GIVEN TASK:
Every record below should be written out exactly; pictures stay out.

(Dataset items)
---

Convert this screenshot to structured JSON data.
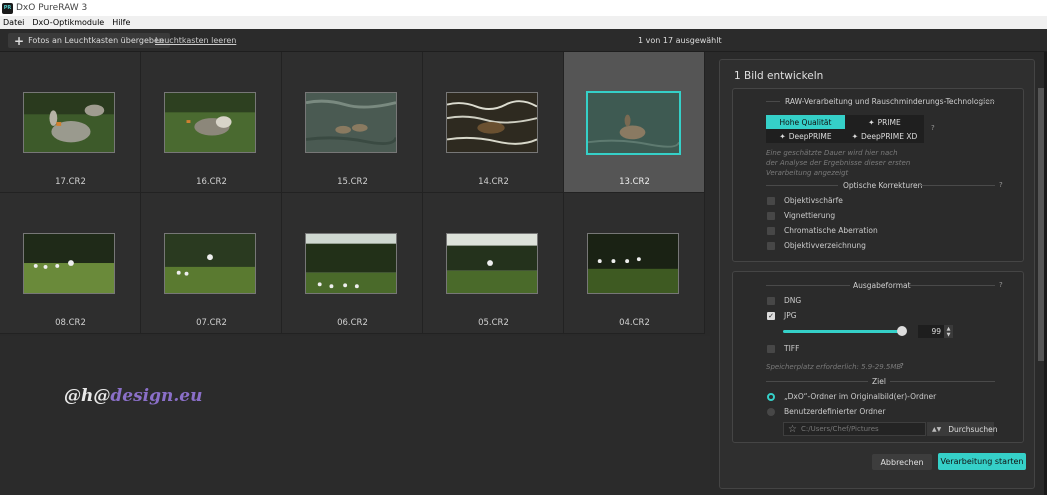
{
  "window": {
    "title": "DxO PureRAW 3",
    "app_icon_text": "PR"
  },
  "menu": [
    "Datei",
    "DxO-Optikmodule",
    "Hilfe"
  ],
  "toolbar": {
    "add_label": "Fotos an Leuchtkasten übergeben",
    "clear_label": "Leuchtkasten leeren",
    "selection_count": "1 von 17 ausgewählt"
  },
  "thumbnails": [
    {
      "label": "17.CR2",
      "selected": false
    },
    {
      "label": "16.CR2",
      "selected": false
    },
    {
      "label": "15.CR2",
      "selected": false
    },
    {
      "label": "14.CR2",
      "selected": false
    },
    {
      "label": "13.CR2",
      "selected": true
    },
    {
      "label": "08.CR2",
      "selected": false
    },
    {
      "label": "07.CR2",
      "selected": false
    },
    {
      "label": "06.CR2",
      "selected": false
    },
    {
      "label": "05.CR2",
      "selected": false
    },
    {
      "label": "04.CR2",
      "selected": false
    }
  ],
  "watermark": {
    "part1": "@h@",
    "part2": "design.eu"
  },
  "panel": {
    "title": "1 Bild entwickeln",
    "raw_section": {
      "heading": "RAW-Verarbeitung und Rauschminderungs-Technologien",
      "options": [
        "Hohe Qualität",
        "PRIME",
        "DeepPRIME",
        "DeepPRIME XD"
      ],
      "active": "Hohe Qualität",
      "help": "?",
      "hint": "Eine geschätzte Dauer wird hier nach der Analyse der Ergebnisse dieser ersten Verarbeitung angezeigt"
    },
    "optical_section": {
      "heading": "Optische Korrekturen",
      "help": "?",
      "items": [
        "Objektivschärfe",
        "Vignettierung",
        "Chromatische Aberration",
        "Objektivverzeichnung"
      ]
    },
    "output_section": {
      "heading": "Ausgabeformat",
      "help": "?",
      "dng": "DNG",
      "jpg": "JPG",
      "jpg_quality": "99",
      "tiff": "TIFF",
      "space_text": "Speicherplatz erforderlich: 5.9-29.5MB",
      "space_help": "?"
    },
    "target_section": {
      "heading": "Ziel",
      "option1": "„DxO“-Ordner im Originalbild(er)-Ordner",
      "option2": "Benutzerdefinierter Ordner",
      "path": "C:/Users/Chef/Pictures",
      "browse": "Durchsuchen"
    },
    "cancel": "Abbrechen",
    "start": "Verarbeitung starten"
  },
  "colors": {
    "accent": "#35d0c8",
    "background": "#2a2a2a"
  }
}
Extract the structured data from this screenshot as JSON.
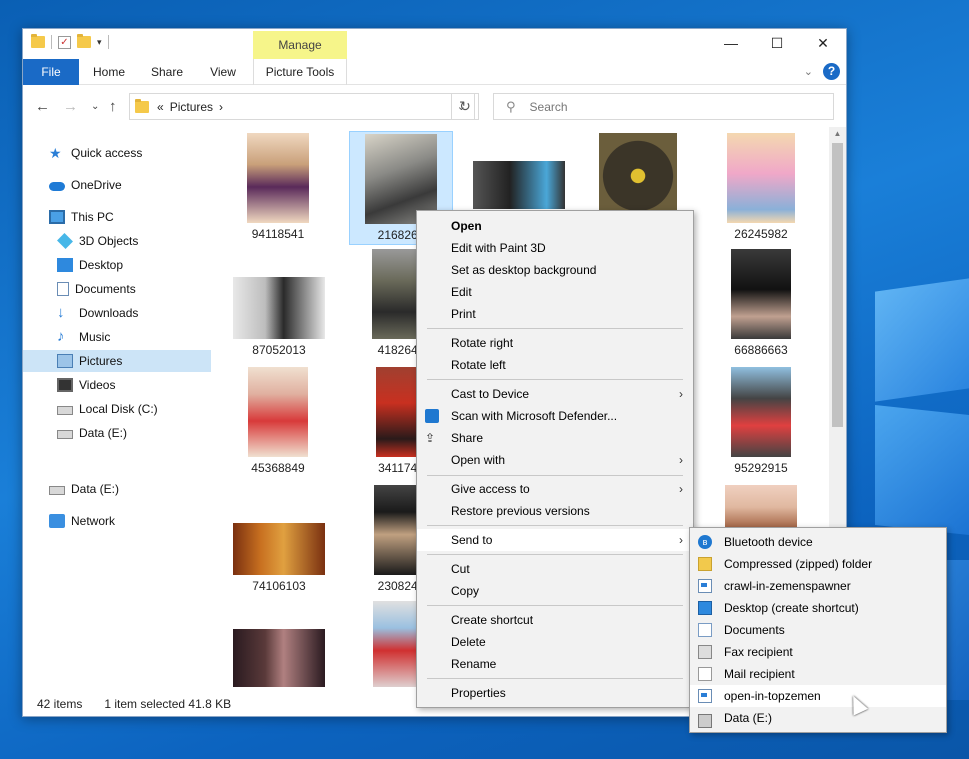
{
  "window": {
    "manage_tab": "Manage",
    "controls": {
      "minimize": "—",
      "maximize": "☐",
      "close": "✕"
    }
  },
  "ribbon": {
    "tabs": [
      "File",
      "Home",
      "Share",
      "View",
      "Picture Tools"
    ]
  },
  "address": {
    "prefix": "«",
    "location": "Pictures",
    "separator": "›",
    "search_placeholder": "Search"
  },
  "sidebar": {
    "items": [
      {
        "label": "Quick access",
        "icon": "star-icon"
      },
      {
        "label": "OneDrive",
        "icon": "cloud-icon"
      },
      {
        "label": "This PC",
        "icon": "computer-icon"
      },
      {
        "label": "3D Objects",
        "icon": "cube-icon"
      },
      {
        "label": "Desktop",
        "icon": "desktop-icon"
      },
      {
        "label": "Documents",
        "icon": "documents-icon"
      },
      {
        "label": "Downloads",
        "icon": "download-icon"
      },
      {
        "label": "Music",
        "icon": "music-icon"
      },
      {
        "label": "Pictures",
        "icon": "pictures-icon",
        "selected": true
      },
      {
        "label": "Videos",
        "icon": "videos-icon"
      },
      {
        "label": "Local Disk (C:)",
        "icon": "disk-icon"
      },
      {
        "label": "Data (E:)",
        "icon": "drive-icon"
      },
      {
        "label": "Data (E:)",
        "icon": "drive-icon"
      },
      {
        "label": "Network",
        "icon": "network-icon"
      }
    ]
  },
  "files": [
    {
      "name": "94118541",
      "colors": [
        "#c9a07a",
        "#5a2a5a",
        "#f0d8c0"
      ]
    },
    {
      "name": "2168265",
      "colors": [
        "#8a8a86",
        "#3a3a3a",
        "#d8d4c8"
      ],
      "selected": true
    },
    {
      "name": "",
      "colors": [
        "#555",
        "#222",
        "#4aa7d8"
      ]
    },
    {
      "name": "",
      "colors": [
        "#3b3528",
        "#e0c030",
        "#6b5e3c"
      ]
    },
    {
      "name": "26245982",
      "colors": [
        "#f0a8c8",
        "#8ab0d8",
        "#f4d8b0"
      ]
    },
    {
      "name": "87052013",
      "colors": [
        "#e8e8e8",
        "#2a2a2a",
        "#bdbdbd"
      ]
    },
    {
      "name": "4182645",
      "colors": [
        "#6a6a5a",
        "#2a2a2a",
        "#999"
      ]
    },
    {
      "name": "66886663",
      "colors": [
        "#3a3a3a",
        "#111",
        "#c0a090"
      ]
    },
    {
      "name": "45368849",
      "colors": [
        "#e0b0a0",
        "#d83a3a",
        "#f0e0d0"
      ]
    },
    {
      "name": "3411747",
      "colors": [
        "#c83020",
        "#2a1a1a",
        "#a04030"
      ]
    },
    {
      "name": "95292915",
      "colors": [
        "#444",
        "#e04040",
        "#90c0e0"
      ]
    },
    {
      "name": "74106103",
      "colors": [
        "#c87020",
        "#e0a040",
        "#7a3010"
      ]
    },
    {
      "name": "2308245",
      "colors": [
        "#1a1a1a",
        "#c0a080",
        "#444"
      ]
    },
    {
      "name": "",
      "colors": [
        "#2a1a20",
        "#b08080",
        "#5a3a3a"
      ]
    },
    {
      "name": "",
      "colors": [
        "#e0e0e0",
        "#d03030",
        "#9ac0e0"
      ]
    },
    {
      "name": "",
      "colors": [
        "#e0b8a0",
        "#a06040",
        "#f0d0c0"
      ]
    }
  ],
  "status": {
    "count": "42 items",
    "selection": "1 item selected  41.8 KB"
  },
  "context_menu": {
    "groups": [
      [
        "Open",
        "Edit with Paint 3D",
        "Set as desktop background",
        "Edit",
        "Print"
      ],
      [
        "Rotate right",
        "Rotate left"
      ],
      [
        "Cast to Device",
        "Scan with Microsoft Defender...",
        "Share",
        "Open with"
      ],
      [
        "Give access to",
        "Restore previous versions"
      ],
      [
        "Send to"
      ],
      [
        "Cut",
        "Copy"
      ],
      [
        "Create shortcut",
        "Delete",
        "Rename"
      ],
      [
        "Properties"
      ]
    ]
  },
  "send_to": {
    "items": [
      {
        "label": "Bluetooth device",
        "icon": "bluetooth-icon"
      },
      {
        "label": "Compressed (zipped) folder",
        "icon": "zip-folder-icon"
      },
      {
        "label": "crawl-in-zemenspawner",
        "icon": "app-shortcut-icon"
      },
      {
        "label": "Desktop (create shortcut)",
        "icon": "desktop-icon"
      },
      {
        "label": "Documents",
        "icon": "documents-icon"
      },
      {
        "label": "Fax recipient",
        "icon": "fax-icon"
      },
      {
        "label": "Mail recipient",
        "icon": "mail-icon"
      },
      {
        "label": "open-in-topzemen",
        "icon": "app-shortcut-icon",
        "highlighted": true
      },
      {
        "label": "Data (E:)",
        "icon": "drive-icon"
      }
    ]
  }
}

---

RIGHT ANSWER:
Convert this screenshot to structured JSON data.
{
  "window": {
    "title": "DxO PureRAW 3",
    "app_icon_text": "PR"
  },
  "menu": [
    "Datei",
    "DxO-Optikmodule",
    "Hilfe"
  ],
  "toolbar": {
    "add_label": "Fotos an Leuchtkasten übergeben",
    "clear_label": "Leuchtkasten leeren",
    "selection_count": "1 von 17 ausgewählt"
  },
  "thumbnails": [
    {
      "label": "17.CR2",
      "selected": false
    },
    {
      "label": "16.CR2",
      "selected": false
    },
    {
      "label": "15.CR2",
      "selected": false
    },
    {
      "label": "14.CR2",
      "selected": false
    },
    {
      "label": "13.CR2",
      "selected": true
    },
    {
      "label": "08.CR2",
      "selected": false
    },
    {
      "label": "07.CR2",
      "selected": false
    },
    {
      "label": "06.CR2",
      "selected": false
    },
    {
      "label": "05.CR2",
      "selected": false
    },
    {
      "label": "04.CR2",
      "selected": false
    }
  ],
  "watermark": {
    "part1": "@h@",
    "part2": "design.eu"
  },
  "panel": {
    "title": "1 Bild entwickeln",
    "raw_section": {
      "heading": "RAW-Verarbeitung und Rauschminderungs-Technologien",
      "options": [
        "Hohe Qualität",
        "PRIME",
        "DeepPRIME",
        "DeepPRIME XD"
      ],
      "active": "Hohe Qualität",
      "help": "?",
      "hint": "Eine geschätzte Dauer wird hier nach der Analyse der Ergebnisse dieser ersten Verarbeitung angezeigt"
    },
    "optical_section": {
      "heading": "Optische Korrekturen",
      "help": "?",
      "items": [
        "Objektivschärfe",
        "Vignettierung",
        "Chromatische Aberration",
        "Objektivverzeichnung"
      ]
    },
    "output_section": {
      "heading": "Ausgabeformat",
      "help": "?",
      "dng": "DNG",
      "jpg": "JPG",
      "jpg_quality": "99",
      "tiff": "TIFF",
      "space_text": "Speicherplatz erforderlich: 5.9-29.5MB",
      "space_help": "?"
    },
    "target_section": {
      "heading": "Ziel",
      "option1": "„DxO“-Ordner im Originalbild(er)-Ordner",
      "option2": "Benutzerdefinierter Ordner",
      "path": "C:/Users/Chef/Pictures",
      "browse": "Durchsuchen"
    },
    "cancel": "Abbrechen",
    "start": "Verarbeitung starten"
  },
  "colors": {
    "accent": "#35d0c8",
    "background": "#2a2a2a"
  }
}
Extract the structured data from this screenshot as JSON.
{
  "window": {
    "manage_tab": "Manage",
    "controls": {
      "minimize": "—",
      "maximize": "☐",
      "close": "✕"
    }
  },
  "ribbon": {
    "tabs": [
      "File",
      "Home",
      "Share",
      "View",
      "Picture Tools"
    ]
  },
  "address": {
    "prefix": "«",
    "location": "Pictures",
    "separator": "›",
    "search_placeholder": "Search"
  },
  "sidebar": {
    "items": [
      {
        "label": "Quick access",
        "icon": "star-icon"
      },
      {
        "label": "OneDrive",
        "icon": "cloud-icon"
      },
      {
        "label": "This PC",
        "icon": "computer-icon"
      },
      {
        "label": "3D Objects",
        "icon": "cube-icon"
      },
      {
        "label": "Desktop",
        "icon": "desktop-icon"
      },
      {
        "label": "Documents",
        "icon": "documents-icon"
      },
      {
        "label": "Downloads",
        "icon": "download-icon"
      },
      {
        "label": "Music",
        "icon": "music-icon"
      },
      {
        "label": "Pictures",
        "icon": "pictures-icon",
        "selected": true
      },
      {
        "label": "Videos",
        "icon": "videos-icon"
      },
      {
        "label": "Local Disk (C:)",
        "icon": "disk-icon"
      },
      {
        "label": "Data (E:)",
        "icon": "drive-icon"
      },
      {
        "label": "Data (E:)",
        "icon": "drive-icon"
      },
      {
        "label": "Network",
        "icon": "network-icon"
      }
    ]
  },
  "files": [
    {
      "name": "94118541",
      "colors": [
        "#c9a07a",
        "#5a2a5a",
        "#f0d8c0"
      ]
    },
    {
      "name": "2168265",
      "colors": [
        "#8a8a86",
        "#3a3a3a",
        "#d8d4c8"
      ],
      "selected": true
    },
    {
      "name": "",
      "colors": [
        "#555",
        "#222",
        "#4aa7d8"
      ]
    },
    {
      "name": "",
      "colors": [
        "#3b3528",
        "#e0c030",
        "#6b5e3c"
      ]
    },
    {
      "name": "26245982",
      "colors": [
        "#f0a8c8",
        "#8ab0d8",
        "#f4d8b0"
      ]
    },
    {
      "name": "87052013",
      "colors": [
        "#e8e8e8",
        "#2a2a2a",
        "#bdbdbd"
      ]
    },
    {
      "name": "4182645",
      "colors": [
        "#6a6a5a",
        "#2a2a2a",
        "#999"
      ]
    },
    {
      "name": "66886663",
      "colors": [
        "#3a3a3a",
        "#111",
        "#c0a090"
      ]
    },
    {
      "name": "45368849",
      "colors": [
        "#e0b0a0",
        "#d83a3a",
        "#f0e0d0"
      ]
    },
    {
      "name": "3411747",
      "colors": [
        "#c83020",
        "#2a1a1a",
        "#a04030"
      ]
    },
    {
      "name": "95292915",
      "colors": [
        "#444",
        "#e04040",
        "#90c0e0"
      ]
    },
    {
      "name": "74106103",
      "colors": [
        "#c87020",
        "#e0a040",
        "#7a3010"
      ]
    },
    {
      "name": "2308245",
      "colors": [
        "#1a1a1a",
        "#c0a080",
        "#444"
      ]
    },
    {
      "name": "",
      "colors": [
        "#2a1a20",
        "#b08080",
        "#5a3a3a"
      ]
    },
    {
      "name": "",
      "colors": [
        "#e0e0e0",
        "#d03030",
        "#9ac0e0"
      ]
    },
    {
      "name": "",
      "colors": [
        "#e0b8a0",
        "#a06040",
        "#f0d0c0"
      ]
    }
  ],
  "status": {
    "count": "42 items",
    "selection": "1 item selected  41.8 KB"
  },
  "context_menu": {
    "groups": [
      [
        "Open",
        "Edit with Paint 3D",
        "Set as desktop background",
        "Edit",
        "Print"
      ],
      [
        "Rotate right",
        "Rotate left"
      ],
      [
        "Cast to Device",
        "Scan with Microsoft Defender...",
        "Share",
        "Open with"
      ],
      [
        "Give access to",
        "Restore previous versions"
      ],
      [
        "Send to"
      ],
      [
        "Cut",
        "Copy"
      ],
      [
        "Create shortcut",
        "Delete",
        "Rename"
      ],
      [
        "Properties"
      ]
    ]
  },
  "send_to": {
    "items": [
      {
        "label": "Bluetooth device",
        "icon": "bluetooth-icon"
      },
      {
        "label": "Compressed (zipped) folder",
        "icon": "zip-folder-icon"
      },
      {
        "label": "crawl-in-zemenspawner",
        "icon": "app-shortcut-icon"
      },
      {
        "label": "Desktop (create shortcut)",
        "icon": "desktop-icon"
      },
      {
        "label": "Documents",
        "icon": "documents-icon"
      },
      {
        "label": "Fax recipient",
        "icon": "fax-icon"
      },
      {
        "label": "Mail recipient",
        "icon": "mail-icon"
      },
      {
        "label": "open-in-topzemen",
        "icon": "app-shortcut-icon",
        "highlighted": true
      },
      {
        "label": "Data (E:)",
        "icon": "drive-icon"
      }
    ]
  }
}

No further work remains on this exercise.